10:25 Hear Olive start to narrate our climb in her best Bill-Paxton-as-Hudson voice.
10:30 Stop for a drink. Glare at Olive as she tells me how heavy her pack is. Not even the Bill-Paxton-as-Hudson voice males me find it funny.
10:50 Olive has started to call out every "trongle" she passes. Have a deep conversation with her about orange triangles being a metaphor for life. Nah, just kidding, I don't have enough spare lung capacity to talk, I have the entire conversation in my head while I wheeze under the weight of my backpack.
11:00 Check that I have not lost car key.
12:30 Am already beet red and panting when from up ahead I hear Bill-Paxton-as-Hudson shouting "That's it, man! Game over, man! Game over!". Have to decide between laughing and breathing. Settle for accordion-like wheeze.
13:00 Sit on what feels like the hundredth rock and contemplate life choices. Decide that being prepared is vastly overrated.
13:30 Round corner and see Olive sitting on a rock grinning at me, a very blue hut behind her and immediately forget about the climb.
14:00 Decide to take a few hours to relax.
14:02 Hear the unmistakable noise of other people outside accompanied by at least one extremely noisy dog.
14:03 Offer greeting as the female half of Hunting Couple comes barreling into the hut. Hear the male half of Hunting Couple corralling dogs away from the door and toward the picnic table.
16:15 Decide it's time to start on an early dinner and head out to join Hunting Couple at the picnic table. Strike up a conversation about hunting while Olive heads back to the hut to grab a lighter.
16:16 Olive comes back with a lighter and is promptly bitten by Hunting Dog. I run to grab the first aid kit while Hunting Dog is secured.
16:20 Hunting Couple and Hunting Dogs pack up in record time and beat a hasty retreat, apologies echoing on the breeze.
17:00 Enjoy a hearty dinner with Olive and retire to bunk to cuddles, watch downloaded content and eat cookies.
19:00 Hear footsteps and loud banter as the Three Mean Girls burst through the door and stop dead in obvious consternation that other people should already be in the hut. Especially since there are four bunks total and two of them are already taken.
19:01 Continue relaxing on the bunks as Three Mean Girls proceed to take over every available bit of floor and counter space, slamming the door, huffing and talking loudly to each other, and studiously ignoring us.
21:15 Decide that it's time for bed and go to the toilet one last time.
21:16 Return to find Three Mean Girls have turned off all the lights while we were out. Roll my eyes and retire to bed.
Sunday
07:30 Wake up to the sound of rain pounding the tin roof. Start the day as I finished the last by rolling my eyes.
07:45 See Olive's head peering down from the bunk above and decide, much as last time, that a quick getaway is in order.
07:46 Make absolutely no effort to be considerate as we get up and cook breakfast in the shelter outside.
08:30 Donate leftover wood to future hut visitors and throw everything into bags making sure everything soft goes into Olive's pack.
09:00 Set off down the trail.
09:15 Olive stacks it on the slippery roots having ignored my warnings of the effects of rain.

▶ **Data excerpts**:
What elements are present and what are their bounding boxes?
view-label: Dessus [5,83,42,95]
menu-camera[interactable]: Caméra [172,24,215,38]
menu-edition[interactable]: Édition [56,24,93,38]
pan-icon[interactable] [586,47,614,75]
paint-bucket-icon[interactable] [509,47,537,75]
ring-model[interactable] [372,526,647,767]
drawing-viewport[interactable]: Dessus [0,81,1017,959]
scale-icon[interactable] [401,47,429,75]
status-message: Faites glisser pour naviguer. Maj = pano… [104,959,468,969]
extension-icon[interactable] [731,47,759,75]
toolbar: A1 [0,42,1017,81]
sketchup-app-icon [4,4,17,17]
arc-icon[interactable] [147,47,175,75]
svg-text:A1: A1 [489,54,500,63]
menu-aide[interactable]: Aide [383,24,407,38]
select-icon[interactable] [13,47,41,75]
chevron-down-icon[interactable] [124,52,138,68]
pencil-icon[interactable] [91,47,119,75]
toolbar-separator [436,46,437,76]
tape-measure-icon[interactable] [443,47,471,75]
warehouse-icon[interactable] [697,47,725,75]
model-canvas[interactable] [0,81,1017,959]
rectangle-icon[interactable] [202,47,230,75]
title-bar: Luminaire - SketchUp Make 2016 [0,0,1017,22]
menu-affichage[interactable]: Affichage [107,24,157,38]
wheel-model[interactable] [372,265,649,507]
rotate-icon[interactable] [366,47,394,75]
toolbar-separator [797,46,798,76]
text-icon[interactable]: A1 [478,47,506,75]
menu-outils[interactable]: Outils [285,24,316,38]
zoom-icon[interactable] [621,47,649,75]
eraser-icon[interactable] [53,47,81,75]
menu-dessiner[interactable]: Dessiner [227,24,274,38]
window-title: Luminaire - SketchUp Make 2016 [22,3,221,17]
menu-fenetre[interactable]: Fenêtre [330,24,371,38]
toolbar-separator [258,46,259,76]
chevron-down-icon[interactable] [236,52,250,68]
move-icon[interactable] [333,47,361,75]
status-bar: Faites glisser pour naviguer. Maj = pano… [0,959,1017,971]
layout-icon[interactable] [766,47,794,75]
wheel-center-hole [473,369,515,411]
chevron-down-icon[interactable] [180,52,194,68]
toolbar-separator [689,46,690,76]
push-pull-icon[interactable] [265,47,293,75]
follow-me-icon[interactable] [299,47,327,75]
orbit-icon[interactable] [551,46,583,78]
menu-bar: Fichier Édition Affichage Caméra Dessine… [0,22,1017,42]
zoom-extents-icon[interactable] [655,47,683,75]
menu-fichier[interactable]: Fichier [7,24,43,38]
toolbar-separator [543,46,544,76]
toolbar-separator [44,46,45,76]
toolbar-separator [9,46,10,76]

▶ **What the exercise asks**: Please say how many bunks the hut has in total, according to the hiking log above.

▶ **Response below**: Four bunks.